Dataset records:
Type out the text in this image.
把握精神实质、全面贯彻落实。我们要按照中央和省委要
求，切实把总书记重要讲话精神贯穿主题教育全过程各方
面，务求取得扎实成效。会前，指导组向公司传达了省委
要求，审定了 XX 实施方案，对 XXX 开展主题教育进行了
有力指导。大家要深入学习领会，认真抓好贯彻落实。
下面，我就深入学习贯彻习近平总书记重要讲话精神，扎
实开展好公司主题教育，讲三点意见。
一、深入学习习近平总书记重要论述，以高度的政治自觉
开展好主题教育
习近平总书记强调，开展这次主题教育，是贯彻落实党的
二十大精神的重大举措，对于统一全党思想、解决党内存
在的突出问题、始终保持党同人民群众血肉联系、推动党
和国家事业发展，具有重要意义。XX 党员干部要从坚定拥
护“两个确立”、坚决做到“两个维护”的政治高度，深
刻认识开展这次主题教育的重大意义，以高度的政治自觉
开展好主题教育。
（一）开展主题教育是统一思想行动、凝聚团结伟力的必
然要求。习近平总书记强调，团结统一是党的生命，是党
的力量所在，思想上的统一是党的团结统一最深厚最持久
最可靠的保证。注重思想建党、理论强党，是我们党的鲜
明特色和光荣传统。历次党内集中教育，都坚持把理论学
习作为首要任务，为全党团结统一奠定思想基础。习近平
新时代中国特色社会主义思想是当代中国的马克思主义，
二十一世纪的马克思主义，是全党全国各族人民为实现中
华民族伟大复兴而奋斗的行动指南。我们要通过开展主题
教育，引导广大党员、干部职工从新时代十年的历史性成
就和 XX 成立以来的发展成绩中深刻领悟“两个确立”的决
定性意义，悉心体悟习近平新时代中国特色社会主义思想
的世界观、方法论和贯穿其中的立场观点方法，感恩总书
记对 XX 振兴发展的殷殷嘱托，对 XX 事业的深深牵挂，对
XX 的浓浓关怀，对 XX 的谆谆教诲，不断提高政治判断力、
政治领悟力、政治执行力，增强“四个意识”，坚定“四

◆ WORK REQUIRED
Type the material above out again, exactly.

◆ REPLY TO THE TASK
Type out the text in this image.
把握精神实质、全面贯彻落实。我们要按照中央和省委要
求，切实把总书记重要讲话精神贯穿主题教育全过程各方
面，务求取得扎实成效。会前，指导组向公司传达了省委
要求，审定了 XX 实施方案，对 XXX 开展主题教育进行了
有力指导。大家要深入学习领会，认真抓好贯彻落实。
下面，我就深入学习贯彻习近平总书记重要讲话精神，扎
实开展好公司主题教育，讲三点意见。
一、深入学习习近平总书记重要论述，以高度的政治自觉
开展好主题教育
习近平总书记强调，开展这次主题教育，是贯彻落实党的
二十大精神的重大举措，对于统一全党思想、解决党内存
在的突出问题、始终保持党同人民群众血肉联系、推动党
和国家事业发展，具有重要意义。XX 党员干部要从坚定拥
护“两个确立”、坚决做到“两个维护”的政治高度，深
刻认识开展这次主题教育的重大意义，以高度的政治自觉
开展好主题教育。
（一）开展主题教育是统一思想行动、凝聚团结伟力的必
然要求。习近平总书记强调，团结统一是党的生命，是党
的力量所在，思想上的统一是党的团结统一最深厚最持久
最可靠的保证。注重思想建党、理论强党，是我们党的鲜
明特色和光荣传统。历次党内集中教育，都坚持把理论学
习作为首要任务，为全党团结统一奠定思想基础。习近平
新时代中国特色社会主义思想是当代中国的马克思主义，
二十一世纪的马克思主义，是全党全国各族人民为实现中
华民族伟大复兴而奋斗的行动指南。我们要通过开展主题
教育，引导广大党员、干部职工从新时代十年的历史性成
就和 XX 成立以来的发展成绩中深刻领悟“两个确立”的决
定性意义，悉心体悟习近平新时代中国特色社会主义思想
的世界观、方法论和贯穿其中的立场观点方法，感恩总书
记对 XX 振兴发展的殷殷嘱托，对 XX 事业的深深牵挂，对
XX 的浓浓关怀，对 XX 的谆谆教诲，不断提高政治判断力、
政治领悟力、政治执行力，增强“四个意识”，坚定“四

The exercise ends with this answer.